[Start]

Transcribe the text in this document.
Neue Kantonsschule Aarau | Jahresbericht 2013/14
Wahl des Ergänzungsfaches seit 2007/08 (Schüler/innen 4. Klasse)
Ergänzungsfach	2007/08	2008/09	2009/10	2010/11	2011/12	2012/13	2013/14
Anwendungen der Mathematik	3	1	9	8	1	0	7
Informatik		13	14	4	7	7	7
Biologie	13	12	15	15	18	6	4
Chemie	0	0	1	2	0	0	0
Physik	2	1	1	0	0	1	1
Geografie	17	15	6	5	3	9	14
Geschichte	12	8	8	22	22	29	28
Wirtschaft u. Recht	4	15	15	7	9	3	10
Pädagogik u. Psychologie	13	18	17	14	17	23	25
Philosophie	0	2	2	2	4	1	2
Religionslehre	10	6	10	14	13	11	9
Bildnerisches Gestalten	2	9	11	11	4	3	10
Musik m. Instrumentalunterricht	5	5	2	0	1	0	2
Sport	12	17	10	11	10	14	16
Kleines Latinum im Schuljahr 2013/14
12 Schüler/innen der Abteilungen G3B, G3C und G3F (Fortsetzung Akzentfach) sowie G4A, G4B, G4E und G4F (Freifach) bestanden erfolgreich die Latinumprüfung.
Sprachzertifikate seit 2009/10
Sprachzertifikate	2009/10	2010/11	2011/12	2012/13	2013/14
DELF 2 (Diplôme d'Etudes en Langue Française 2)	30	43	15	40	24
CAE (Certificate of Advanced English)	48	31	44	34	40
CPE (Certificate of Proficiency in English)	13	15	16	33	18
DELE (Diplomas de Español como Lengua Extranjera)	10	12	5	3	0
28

[End]
[Start]

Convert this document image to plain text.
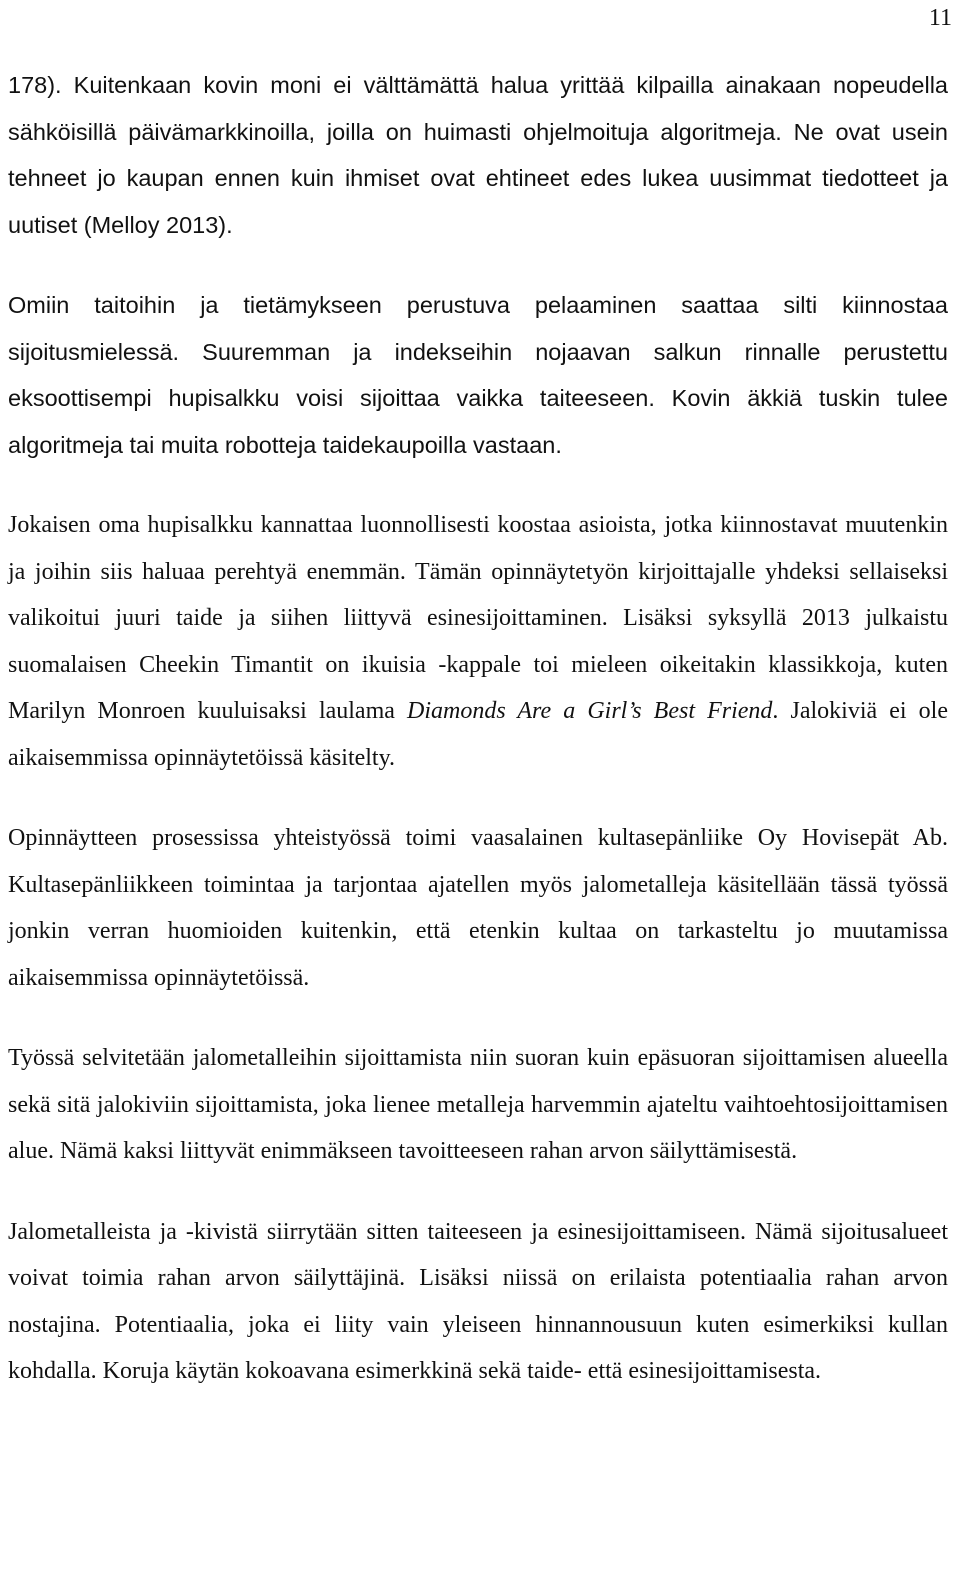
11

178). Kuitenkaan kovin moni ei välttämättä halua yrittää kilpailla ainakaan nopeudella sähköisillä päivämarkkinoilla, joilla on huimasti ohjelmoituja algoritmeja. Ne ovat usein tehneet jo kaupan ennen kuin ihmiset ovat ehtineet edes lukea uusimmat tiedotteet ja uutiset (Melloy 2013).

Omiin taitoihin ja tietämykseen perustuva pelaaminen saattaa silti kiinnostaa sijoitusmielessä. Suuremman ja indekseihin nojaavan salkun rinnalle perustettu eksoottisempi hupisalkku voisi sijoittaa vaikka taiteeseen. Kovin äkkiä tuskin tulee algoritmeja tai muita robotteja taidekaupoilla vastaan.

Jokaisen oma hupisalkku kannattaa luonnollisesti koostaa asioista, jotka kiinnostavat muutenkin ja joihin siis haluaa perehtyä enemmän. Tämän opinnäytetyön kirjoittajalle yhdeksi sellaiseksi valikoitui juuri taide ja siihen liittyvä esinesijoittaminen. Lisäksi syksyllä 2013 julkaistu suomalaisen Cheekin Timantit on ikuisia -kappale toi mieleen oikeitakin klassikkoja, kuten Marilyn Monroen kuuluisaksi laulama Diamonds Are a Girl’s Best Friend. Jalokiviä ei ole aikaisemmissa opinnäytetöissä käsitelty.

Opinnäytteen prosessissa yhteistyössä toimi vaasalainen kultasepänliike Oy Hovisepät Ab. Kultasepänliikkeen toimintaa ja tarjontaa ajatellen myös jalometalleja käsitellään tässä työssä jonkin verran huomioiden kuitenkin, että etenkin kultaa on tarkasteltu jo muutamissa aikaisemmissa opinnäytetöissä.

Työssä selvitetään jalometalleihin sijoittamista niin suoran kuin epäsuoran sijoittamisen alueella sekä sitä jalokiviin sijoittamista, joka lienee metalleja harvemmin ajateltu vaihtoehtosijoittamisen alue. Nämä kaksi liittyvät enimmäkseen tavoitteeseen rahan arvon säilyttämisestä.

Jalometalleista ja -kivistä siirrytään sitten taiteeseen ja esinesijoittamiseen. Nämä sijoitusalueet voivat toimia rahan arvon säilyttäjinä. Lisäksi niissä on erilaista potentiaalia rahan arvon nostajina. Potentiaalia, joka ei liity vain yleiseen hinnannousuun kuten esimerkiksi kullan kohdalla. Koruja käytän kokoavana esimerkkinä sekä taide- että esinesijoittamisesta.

[End]

YOUR INSTRUCTIONS:
Count the lines in the entries above that include the string "Sprachzertifikate", then give only that figure.

RESULT:
2